*INSTRUCTIONS TO FOLLOW*
From the entries below, gather every line containing the string "DISKSTATION".

*Excerpt from a dataset*
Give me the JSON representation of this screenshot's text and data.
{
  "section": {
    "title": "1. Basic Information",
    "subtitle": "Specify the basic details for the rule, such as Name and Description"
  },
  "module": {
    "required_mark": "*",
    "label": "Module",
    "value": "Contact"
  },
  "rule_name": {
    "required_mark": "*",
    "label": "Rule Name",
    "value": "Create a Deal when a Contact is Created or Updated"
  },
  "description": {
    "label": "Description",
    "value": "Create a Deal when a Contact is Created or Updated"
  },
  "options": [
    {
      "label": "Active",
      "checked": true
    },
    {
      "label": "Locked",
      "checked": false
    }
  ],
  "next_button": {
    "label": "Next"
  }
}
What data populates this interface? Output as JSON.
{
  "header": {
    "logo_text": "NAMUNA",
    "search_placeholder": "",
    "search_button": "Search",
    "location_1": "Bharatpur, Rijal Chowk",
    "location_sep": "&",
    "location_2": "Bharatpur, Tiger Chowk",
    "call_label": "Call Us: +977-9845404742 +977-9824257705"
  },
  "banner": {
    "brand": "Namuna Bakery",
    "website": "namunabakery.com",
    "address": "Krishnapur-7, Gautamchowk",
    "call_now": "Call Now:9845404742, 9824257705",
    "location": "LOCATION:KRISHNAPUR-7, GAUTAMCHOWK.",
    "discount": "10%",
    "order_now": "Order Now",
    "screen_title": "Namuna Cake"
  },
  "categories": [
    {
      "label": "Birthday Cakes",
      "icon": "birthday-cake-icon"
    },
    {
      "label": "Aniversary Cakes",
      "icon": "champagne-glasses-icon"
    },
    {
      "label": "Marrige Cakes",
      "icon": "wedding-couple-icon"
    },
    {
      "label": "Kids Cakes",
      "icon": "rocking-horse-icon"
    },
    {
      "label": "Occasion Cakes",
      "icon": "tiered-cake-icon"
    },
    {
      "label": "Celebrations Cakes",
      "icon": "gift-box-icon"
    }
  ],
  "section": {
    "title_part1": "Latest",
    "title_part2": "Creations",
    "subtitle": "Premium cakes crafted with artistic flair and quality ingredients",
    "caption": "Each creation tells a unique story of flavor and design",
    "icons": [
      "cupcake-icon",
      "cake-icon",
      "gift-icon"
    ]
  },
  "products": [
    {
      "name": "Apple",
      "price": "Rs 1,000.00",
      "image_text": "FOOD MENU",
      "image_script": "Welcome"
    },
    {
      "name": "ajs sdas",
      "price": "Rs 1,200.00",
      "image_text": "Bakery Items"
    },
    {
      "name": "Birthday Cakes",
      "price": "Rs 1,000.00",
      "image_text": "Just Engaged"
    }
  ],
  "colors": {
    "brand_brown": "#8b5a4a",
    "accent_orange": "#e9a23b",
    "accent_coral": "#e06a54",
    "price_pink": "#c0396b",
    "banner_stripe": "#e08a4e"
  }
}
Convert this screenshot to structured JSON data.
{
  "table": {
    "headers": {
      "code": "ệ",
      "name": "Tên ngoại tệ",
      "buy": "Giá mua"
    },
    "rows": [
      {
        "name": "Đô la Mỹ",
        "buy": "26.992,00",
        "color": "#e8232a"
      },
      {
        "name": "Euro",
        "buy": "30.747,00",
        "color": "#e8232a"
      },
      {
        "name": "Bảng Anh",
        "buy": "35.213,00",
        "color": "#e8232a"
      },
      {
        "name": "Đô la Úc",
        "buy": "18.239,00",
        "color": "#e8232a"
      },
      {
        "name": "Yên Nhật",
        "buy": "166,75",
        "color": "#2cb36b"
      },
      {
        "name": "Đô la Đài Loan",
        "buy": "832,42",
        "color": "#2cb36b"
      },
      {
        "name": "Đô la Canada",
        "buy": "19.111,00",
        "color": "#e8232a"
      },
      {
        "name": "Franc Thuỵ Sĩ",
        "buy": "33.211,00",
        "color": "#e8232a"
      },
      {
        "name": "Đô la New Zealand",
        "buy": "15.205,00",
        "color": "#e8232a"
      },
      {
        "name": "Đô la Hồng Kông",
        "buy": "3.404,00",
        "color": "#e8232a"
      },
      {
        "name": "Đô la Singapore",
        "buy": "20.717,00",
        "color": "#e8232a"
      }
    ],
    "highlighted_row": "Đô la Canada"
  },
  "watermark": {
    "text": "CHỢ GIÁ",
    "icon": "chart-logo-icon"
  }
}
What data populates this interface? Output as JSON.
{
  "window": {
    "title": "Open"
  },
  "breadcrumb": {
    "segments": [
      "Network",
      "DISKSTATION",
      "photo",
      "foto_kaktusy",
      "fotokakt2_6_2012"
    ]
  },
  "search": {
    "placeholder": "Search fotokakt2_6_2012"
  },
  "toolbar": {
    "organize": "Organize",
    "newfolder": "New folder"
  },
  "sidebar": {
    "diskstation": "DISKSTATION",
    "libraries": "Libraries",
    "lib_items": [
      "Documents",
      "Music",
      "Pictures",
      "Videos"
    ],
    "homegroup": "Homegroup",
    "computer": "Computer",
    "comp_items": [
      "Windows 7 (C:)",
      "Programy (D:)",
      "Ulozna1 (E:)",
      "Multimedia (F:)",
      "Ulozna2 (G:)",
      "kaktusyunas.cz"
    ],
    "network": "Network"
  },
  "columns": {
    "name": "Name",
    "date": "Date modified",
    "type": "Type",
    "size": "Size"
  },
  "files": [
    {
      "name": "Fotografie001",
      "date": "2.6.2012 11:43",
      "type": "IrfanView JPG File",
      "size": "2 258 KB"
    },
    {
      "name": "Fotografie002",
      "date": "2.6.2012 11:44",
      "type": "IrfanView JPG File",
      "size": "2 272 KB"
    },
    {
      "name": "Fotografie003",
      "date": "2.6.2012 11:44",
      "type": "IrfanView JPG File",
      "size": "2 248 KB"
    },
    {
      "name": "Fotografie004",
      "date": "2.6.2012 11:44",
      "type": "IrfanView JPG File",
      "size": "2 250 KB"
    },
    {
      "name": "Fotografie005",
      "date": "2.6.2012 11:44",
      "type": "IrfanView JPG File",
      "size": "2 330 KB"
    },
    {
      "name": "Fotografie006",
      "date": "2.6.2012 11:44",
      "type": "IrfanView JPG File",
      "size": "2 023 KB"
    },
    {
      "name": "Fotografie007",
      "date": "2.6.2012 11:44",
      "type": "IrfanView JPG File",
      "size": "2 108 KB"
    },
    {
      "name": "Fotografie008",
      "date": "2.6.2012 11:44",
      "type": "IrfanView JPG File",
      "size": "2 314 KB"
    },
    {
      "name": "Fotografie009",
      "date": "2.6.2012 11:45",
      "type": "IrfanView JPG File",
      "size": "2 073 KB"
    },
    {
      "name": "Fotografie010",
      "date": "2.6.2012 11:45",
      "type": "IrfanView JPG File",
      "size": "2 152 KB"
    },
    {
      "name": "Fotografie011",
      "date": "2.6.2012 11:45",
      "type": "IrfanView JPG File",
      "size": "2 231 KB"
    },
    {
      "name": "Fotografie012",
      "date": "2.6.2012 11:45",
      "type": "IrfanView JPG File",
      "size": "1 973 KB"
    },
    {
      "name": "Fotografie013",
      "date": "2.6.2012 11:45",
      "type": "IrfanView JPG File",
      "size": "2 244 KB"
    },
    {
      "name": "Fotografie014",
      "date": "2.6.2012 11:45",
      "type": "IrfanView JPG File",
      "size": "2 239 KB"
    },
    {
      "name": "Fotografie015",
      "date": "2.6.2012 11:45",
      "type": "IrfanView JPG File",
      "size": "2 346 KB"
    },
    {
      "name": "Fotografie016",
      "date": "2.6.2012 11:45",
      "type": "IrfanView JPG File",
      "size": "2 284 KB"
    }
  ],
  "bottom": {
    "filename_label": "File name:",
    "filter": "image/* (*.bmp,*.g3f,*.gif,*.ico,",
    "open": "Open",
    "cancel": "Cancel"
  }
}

*PROBLEM SOLUTION*
      "DISKSTATION",
    "diskstation": "DISKSTATION",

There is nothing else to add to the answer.